The data =>
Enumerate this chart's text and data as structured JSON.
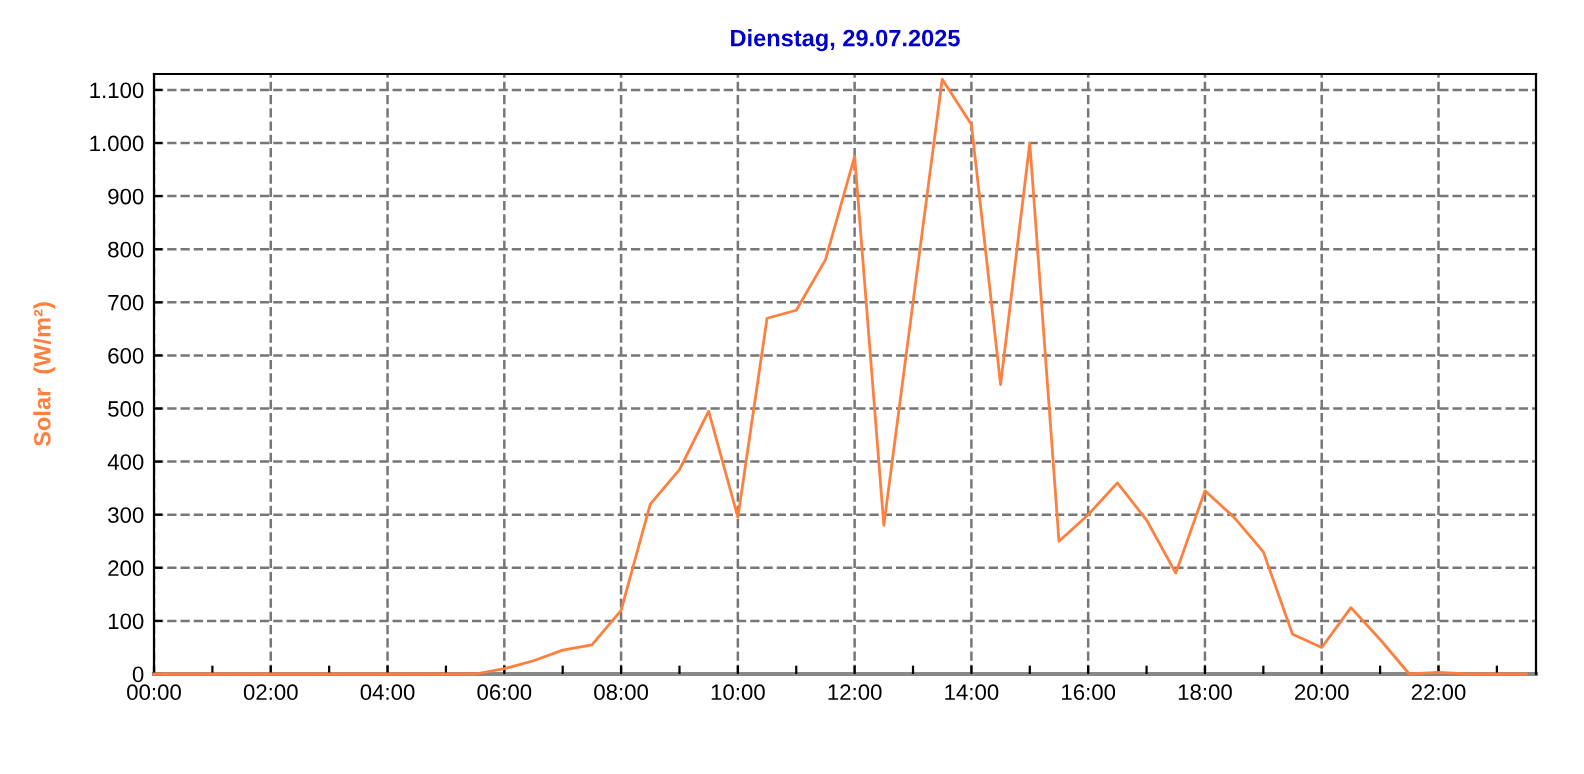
{
  "chart_data": {
    "type": "line",
    "title": "Dienstag, 29.07.2025",
    "ylabel": "Solar  (W/m²)",
    "x": [
      0,
      0.5,
      1,
      1.5,
      2,
      2.5,
      3,
      3.5,
      4,
      4.5,
      5,
      5.5,
      6,
      6.5,
      7,
      7.5,
      8,
      8.5,
      9,
      9.5,
      10,
      10.5,
      11,
      11.5,
      12,
      12.5,
      13,
      13.5,
      14,
      14.5,
      15,
      15.5,
      16,
      16.5,
      17,
      17.5,
      18,
      18.5,
      19,
      19.5,
      20,
      20.5,
      21,
      21.5,
      22,
      22.5,
      23,
      23.5
    ],
    "series": [
      {
        "color": "#ff7f3f",
        "values": [
          0,
          0,
          0,
          0,
          0,
          0,
          0,
          0,
          0,
          0,
          0,
          0,
          10,
          25,
          45,
          55,
          120,
          320,
          385,
          495,
          295,
          670,
          685,
          780,
          975,
          280,
          700,
          1120,
          1035,
          545,
          1000,
          250,
          300,
          360,
          290,
          190,
          345,
          295,
          230,
          75,
          50,
          125,
          65,
          0,
          3,
          0,
          0,
          0
        ]
      }
    ],
    "xlim": [
      0,
      23.67
    ],
    "ylim": [
      0,
      1130
    ],
    "xticks": [
      {
        "value": 0,
        "label": "00:00"
      },
      {
        "value": 1,
        "label": null
      },
      {
        "value": 2,
        "label": "02:00"
      },
      {
        "value": 3,
        "label": null
      },
      {
        "value": 4,
        "label": "04:00"
      },
      {
        "value": 5,
        "label": null
      },
      {
        "value": 6,
        "label": "06:00"
      },
      {
        "value": 7,
        "label": null
      },
      {
        "value": 8,
        "label": "08:00"
      },
      {
        "value": 9,
        "label": null
      },
      {
        "value": 10,
        "label": "10:00"
      },
      {
        "value": 11,
        "label": null
      },
      {
        "value": 12,
        "label": "12:00"
      },
      {
        "value": 13,
        "label": null
      },
      {
        "value": 14,
        "label": "14:00"
      },
      {
        "value": 15,
        "label": null
      },
      {
        "value": 16,
        "label": "16:00"
      },
      {
        "value": 17,
        "label": null
      },
      {
        "value": 18,
        "label": "18:00"
      },
      {
        "value": 19,
        "label": null
      },
      {
        "value": 20,
        "label": "20:00"
      },
      {
        "value": 21,
        "label": null
      },
      {
        "value": 22,
        "label": "22:00"
      },
      {
        "value": 23,
        "label": null
      }
    ],
    "yticks": [
      0,
      100,
      200,
      300,
      400,
      500,
      600,
      700,
      800,
      900,
      {
        "value": 1000,
        "label": "1.000"
      },
      {
        "value": 1100,
        "label": "1.100"
      }
    ],
    "grid": true,
    "marker": "none",
    "line_style": "solid"
  }
}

Exercise goal =>
From the material above, reproduce everything verbatim except the pictures.

The result =>
Enumerate this chart's text and data as structured JSON.
{
  "chart_data": {
    "type": "line",
    "title": "Dienstag, 29.07.2025",
    "ylabel": "Solar  (W/m²)",
    "x": [
      0,
      0.5,
      1,
      1.5,
      2,
      2.5,
      3,
      3.5,
      4,
      4.5,
      5,
      5.5,
      6,
      6.5,
      7,
      7.5,
      8,
      8.5,
      9,
      9.5,
      10,
      10.5,
      11,
      11.5,
      12,
      12.5,
      13,
      13.5,
      14,
      14.5,
      15,
      15.5,
      16,
      16.5,
      17,
      17.5,
      18,
      18.5,
      19,
      19.5,
      20,
      20.5,
      21,
      21.5,
      22,
      22.5,
      23,
      23.5
    ],
    "series": [
      {
        "color": "#ff7f3f",
        "values": [
          0,
          0,
          0,
          0,
          0,
          0,
          0,
          0,
          0,
          0,
          0,
          0,
          10,
          25,
          45,
          55,
          120,
          320,
          385,
          495,
          295,
          670,
          685,
          780,
          975,
          280,
          700,
          1120,
          1035,
          545,
          1000,
          250,
          300,
          360,
          290,
          190,
          345,
          295,
          230,
          75,
          50,
          125,
          65,
          0,
          3,
          0,
          0,
          0
        ]
      }
    ],
    "xlim": [
      0,
      23.67
    ],
    "ylim": [
      0,
      1130
    ],
    "xticks": [
      {
        "value": 0,
        "label": "00:00"
      },
      {
        "value": 1,
        "label": null
      },
      {
        "value": 2,
        "label": "02:00"
      },
      {
        "value": 3,
        "label": null
      },
      {
        "value": 4,
        "label": "04:00"
      },
      {
        "value": 5,
        "label": null
      },
      {
        "value": 6,
        "label": "06:00"
      },
      {
        "value": 7,
        "label": null
      },
      {
        "value": 8,
        "label": "08:00"
      },
      {
        "value": 9,
        "label": null
      },
      {
        "value": 10,
        "label": "10:00"
      },
      {
        "value": 11,
        "label": null
      },
      {
        "value": 12,
        "label": "12:00"
      },
      {
        "value": 13,
        "label": null
      },
      {
        "value": 14,
        "label": "14:00"
      },
      {
        "value": 15,
        "label": null
      },
      {
        "value": 16,
        "label": "16:00"
      },
      {
        "value": 17,
        "label": null
      },
      {
        "value": 18,
        "label": "18:00"
      },
      {
        "value": 19,
        "label": null
      },
      {
        "value": 20,
        "label": "20:00"
      },
      {
        "value": 21,
        "label": null
      },
      {
        "value": 22,
        "label": "22:00"
      },
      {
        "value": 23,
        "label": null
      }
    ],
    "yticks": [
      0,
      100,
      200,
      300,
      400,
      500,
      600,
      700,
      800,
      900,
      {
        "value": 1000,
        "label": "1.000"
      },
      {
        "value": 1100,
        "label": "1.100"
      }
    ],
    "grid": true,
    "marker": "none",
    "line_style": "solid"
  }
}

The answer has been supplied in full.